**Work to do**
Copy each line that has the string "SaKaRa" somewhere in it.

**Provided information**

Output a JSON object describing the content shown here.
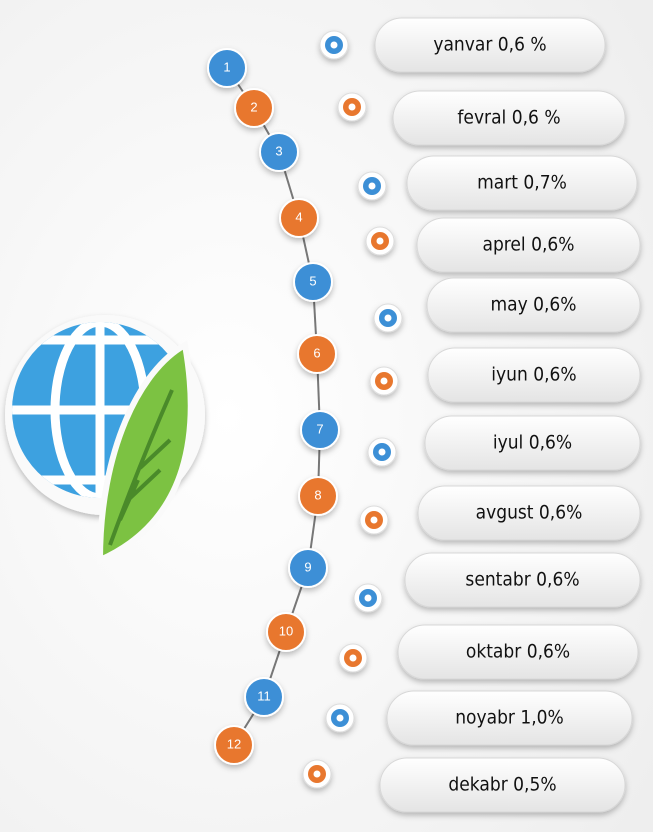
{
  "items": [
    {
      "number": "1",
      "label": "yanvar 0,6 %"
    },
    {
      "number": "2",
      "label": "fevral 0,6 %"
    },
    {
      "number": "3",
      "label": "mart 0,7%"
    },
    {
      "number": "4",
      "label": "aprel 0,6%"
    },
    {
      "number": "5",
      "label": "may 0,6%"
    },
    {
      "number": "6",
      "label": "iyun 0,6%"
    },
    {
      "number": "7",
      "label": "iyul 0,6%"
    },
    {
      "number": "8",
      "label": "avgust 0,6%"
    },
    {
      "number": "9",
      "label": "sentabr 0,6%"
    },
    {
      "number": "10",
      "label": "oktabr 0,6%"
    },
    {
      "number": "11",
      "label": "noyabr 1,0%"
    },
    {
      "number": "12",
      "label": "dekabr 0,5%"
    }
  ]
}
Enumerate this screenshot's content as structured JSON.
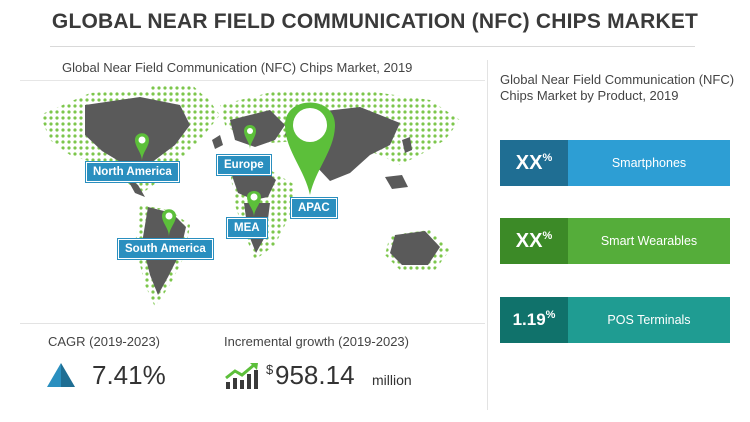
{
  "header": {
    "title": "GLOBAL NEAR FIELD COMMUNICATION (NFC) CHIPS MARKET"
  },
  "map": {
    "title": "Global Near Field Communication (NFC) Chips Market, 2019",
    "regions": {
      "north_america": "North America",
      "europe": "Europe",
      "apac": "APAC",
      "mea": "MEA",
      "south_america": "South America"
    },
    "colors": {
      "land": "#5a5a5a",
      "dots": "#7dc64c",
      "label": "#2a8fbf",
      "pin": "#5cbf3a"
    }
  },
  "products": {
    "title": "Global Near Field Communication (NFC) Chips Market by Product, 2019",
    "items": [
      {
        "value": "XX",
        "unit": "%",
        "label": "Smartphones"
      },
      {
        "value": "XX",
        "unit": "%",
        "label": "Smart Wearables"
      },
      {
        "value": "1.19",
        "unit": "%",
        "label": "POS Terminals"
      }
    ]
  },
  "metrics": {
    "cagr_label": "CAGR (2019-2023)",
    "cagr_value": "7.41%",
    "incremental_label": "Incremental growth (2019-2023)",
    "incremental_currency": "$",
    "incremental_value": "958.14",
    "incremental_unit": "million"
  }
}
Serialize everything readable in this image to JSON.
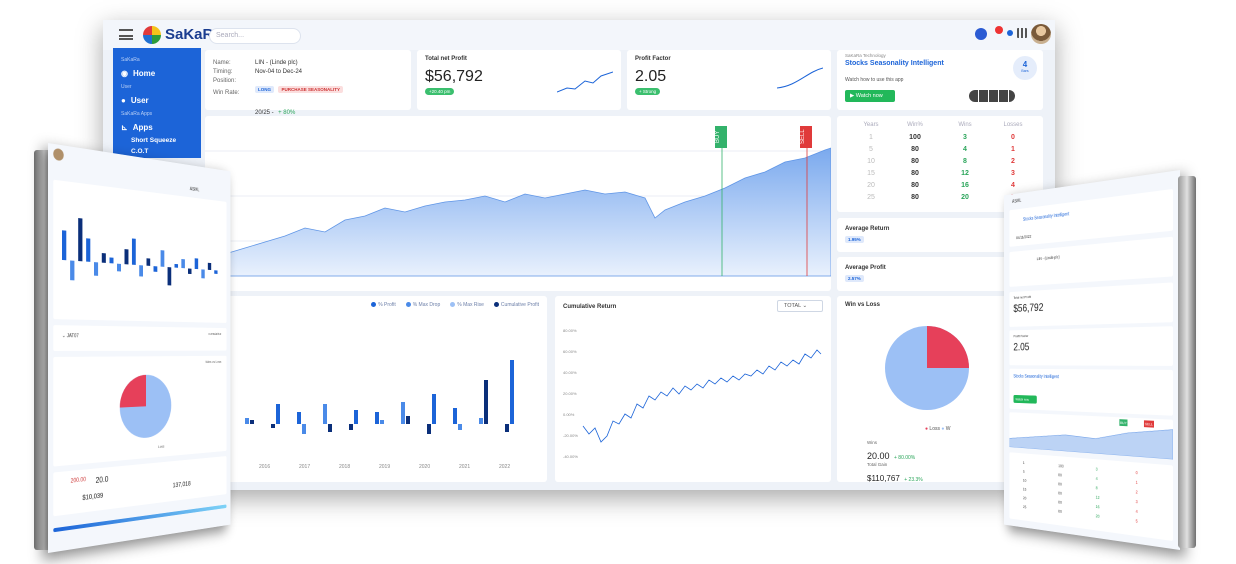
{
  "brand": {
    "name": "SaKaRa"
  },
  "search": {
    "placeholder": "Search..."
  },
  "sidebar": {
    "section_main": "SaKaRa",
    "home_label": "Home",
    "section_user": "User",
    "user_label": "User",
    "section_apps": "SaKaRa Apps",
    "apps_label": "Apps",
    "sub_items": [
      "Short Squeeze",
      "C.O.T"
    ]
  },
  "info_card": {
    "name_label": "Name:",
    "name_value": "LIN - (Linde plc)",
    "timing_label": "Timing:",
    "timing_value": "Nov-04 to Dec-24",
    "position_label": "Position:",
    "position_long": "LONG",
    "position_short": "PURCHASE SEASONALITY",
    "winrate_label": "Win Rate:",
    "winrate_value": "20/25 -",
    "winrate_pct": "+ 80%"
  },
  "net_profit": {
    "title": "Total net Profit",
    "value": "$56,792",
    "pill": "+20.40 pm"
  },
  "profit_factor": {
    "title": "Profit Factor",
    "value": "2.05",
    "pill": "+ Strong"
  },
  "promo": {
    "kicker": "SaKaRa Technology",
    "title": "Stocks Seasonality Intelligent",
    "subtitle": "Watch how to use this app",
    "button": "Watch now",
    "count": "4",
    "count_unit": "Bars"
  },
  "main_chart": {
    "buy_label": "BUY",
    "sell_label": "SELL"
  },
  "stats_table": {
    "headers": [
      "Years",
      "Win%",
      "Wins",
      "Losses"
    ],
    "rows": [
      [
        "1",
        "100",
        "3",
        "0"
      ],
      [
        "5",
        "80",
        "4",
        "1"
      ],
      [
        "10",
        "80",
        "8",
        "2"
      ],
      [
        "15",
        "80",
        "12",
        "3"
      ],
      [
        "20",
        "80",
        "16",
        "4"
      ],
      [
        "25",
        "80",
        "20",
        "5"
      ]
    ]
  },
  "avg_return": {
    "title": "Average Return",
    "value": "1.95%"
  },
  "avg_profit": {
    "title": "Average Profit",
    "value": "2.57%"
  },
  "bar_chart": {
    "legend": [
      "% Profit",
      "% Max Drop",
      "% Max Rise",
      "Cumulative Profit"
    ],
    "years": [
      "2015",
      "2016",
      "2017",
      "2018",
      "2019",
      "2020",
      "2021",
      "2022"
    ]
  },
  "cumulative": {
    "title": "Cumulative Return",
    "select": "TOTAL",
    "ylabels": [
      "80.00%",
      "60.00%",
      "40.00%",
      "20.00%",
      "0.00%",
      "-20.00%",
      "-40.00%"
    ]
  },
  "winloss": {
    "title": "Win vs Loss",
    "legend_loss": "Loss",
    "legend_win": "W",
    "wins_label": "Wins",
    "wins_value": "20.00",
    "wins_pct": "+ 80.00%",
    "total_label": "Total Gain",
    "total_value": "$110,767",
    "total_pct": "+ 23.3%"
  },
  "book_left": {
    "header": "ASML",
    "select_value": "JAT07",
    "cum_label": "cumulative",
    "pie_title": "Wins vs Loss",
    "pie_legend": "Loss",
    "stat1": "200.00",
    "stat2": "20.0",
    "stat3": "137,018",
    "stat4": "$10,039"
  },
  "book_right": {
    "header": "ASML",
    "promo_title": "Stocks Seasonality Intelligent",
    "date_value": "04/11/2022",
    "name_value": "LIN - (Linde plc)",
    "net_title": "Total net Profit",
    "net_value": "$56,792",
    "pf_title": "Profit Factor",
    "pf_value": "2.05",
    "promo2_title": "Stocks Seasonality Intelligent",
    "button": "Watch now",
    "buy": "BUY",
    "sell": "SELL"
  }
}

**Response to this task**
    "name": "SaKaRa"
    "section_main": "SaKaRa",
    "section_apps": "SaKaRa Apps",
    "kicker": "SaKaRa Technology",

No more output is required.